__SUPPLIED DATA__
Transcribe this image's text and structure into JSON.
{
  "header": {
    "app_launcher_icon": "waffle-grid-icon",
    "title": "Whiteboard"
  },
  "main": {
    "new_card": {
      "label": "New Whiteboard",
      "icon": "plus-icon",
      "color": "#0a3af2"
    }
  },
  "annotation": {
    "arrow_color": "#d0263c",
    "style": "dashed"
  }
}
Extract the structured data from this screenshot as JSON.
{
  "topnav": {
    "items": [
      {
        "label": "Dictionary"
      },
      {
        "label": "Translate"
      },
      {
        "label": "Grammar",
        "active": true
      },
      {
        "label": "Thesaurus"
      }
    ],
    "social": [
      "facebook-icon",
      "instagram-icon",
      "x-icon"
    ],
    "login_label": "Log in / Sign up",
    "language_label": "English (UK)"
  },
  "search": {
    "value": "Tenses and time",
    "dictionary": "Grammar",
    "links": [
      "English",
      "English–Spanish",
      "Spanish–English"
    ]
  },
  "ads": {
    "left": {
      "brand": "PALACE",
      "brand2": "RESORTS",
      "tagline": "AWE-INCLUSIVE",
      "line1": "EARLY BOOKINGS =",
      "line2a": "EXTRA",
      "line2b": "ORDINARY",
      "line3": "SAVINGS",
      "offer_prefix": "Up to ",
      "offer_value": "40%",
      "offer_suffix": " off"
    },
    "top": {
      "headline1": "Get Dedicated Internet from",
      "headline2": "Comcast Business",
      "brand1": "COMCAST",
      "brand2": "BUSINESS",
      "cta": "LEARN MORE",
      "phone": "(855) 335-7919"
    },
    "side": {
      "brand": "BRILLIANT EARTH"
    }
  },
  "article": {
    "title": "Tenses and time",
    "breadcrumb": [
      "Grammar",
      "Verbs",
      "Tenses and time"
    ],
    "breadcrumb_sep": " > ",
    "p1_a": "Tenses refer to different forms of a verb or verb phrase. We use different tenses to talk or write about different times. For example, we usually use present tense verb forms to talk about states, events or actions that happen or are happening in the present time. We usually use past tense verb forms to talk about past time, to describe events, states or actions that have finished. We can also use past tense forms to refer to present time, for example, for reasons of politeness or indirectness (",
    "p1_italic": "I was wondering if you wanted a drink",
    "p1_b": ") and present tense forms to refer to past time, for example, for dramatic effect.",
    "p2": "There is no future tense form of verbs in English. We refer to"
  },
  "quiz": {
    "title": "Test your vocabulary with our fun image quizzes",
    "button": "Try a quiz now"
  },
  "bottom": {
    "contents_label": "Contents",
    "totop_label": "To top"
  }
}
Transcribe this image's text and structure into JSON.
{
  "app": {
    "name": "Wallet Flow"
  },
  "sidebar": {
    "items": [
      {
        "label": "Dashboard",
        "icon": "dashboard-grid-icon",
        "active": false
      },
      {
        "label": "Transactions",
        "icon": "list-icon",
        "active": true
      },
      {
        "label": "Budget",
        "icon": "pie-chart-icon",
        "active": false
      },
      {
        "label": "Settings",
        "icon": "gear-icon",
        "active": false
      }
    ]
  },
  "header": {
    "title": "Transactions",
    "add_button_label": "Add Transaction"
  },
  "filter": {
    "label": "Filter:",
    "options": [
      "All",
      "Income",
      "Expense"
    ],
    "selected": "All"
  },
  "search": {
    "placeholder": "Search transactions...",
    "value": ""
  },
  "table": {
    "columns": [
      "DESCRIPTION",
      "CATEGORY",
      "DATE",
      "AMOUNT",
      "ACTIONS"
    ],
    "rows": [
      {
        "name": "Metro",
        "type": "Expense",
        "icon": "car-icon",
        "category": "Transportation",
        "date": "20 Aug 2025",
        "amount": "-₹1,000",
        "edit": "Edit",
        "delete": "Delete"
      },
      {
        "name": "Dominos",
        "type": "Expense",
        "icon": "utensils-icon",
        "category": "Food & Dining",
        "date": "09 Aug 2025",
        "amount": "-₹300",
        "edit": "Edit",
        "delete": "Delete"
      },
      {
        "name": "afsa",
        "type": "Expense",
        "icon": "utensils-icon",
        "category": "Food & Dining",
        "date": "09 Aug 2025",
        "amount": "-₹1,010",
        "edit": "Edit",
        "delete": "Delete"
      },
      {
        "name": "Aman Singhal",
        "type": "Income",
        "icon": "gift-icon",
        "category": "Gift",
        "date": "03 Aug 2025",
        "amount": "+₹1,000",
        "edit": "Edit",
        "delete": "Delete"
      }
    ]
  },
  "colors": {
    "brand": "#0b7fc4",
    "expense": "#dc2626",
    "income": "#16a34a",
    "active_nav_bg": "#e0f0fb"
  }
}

__INSTRUCTION__
State how many lines of the listing include the word "example". Reply with the number alone.

__FULL ANSWER__
2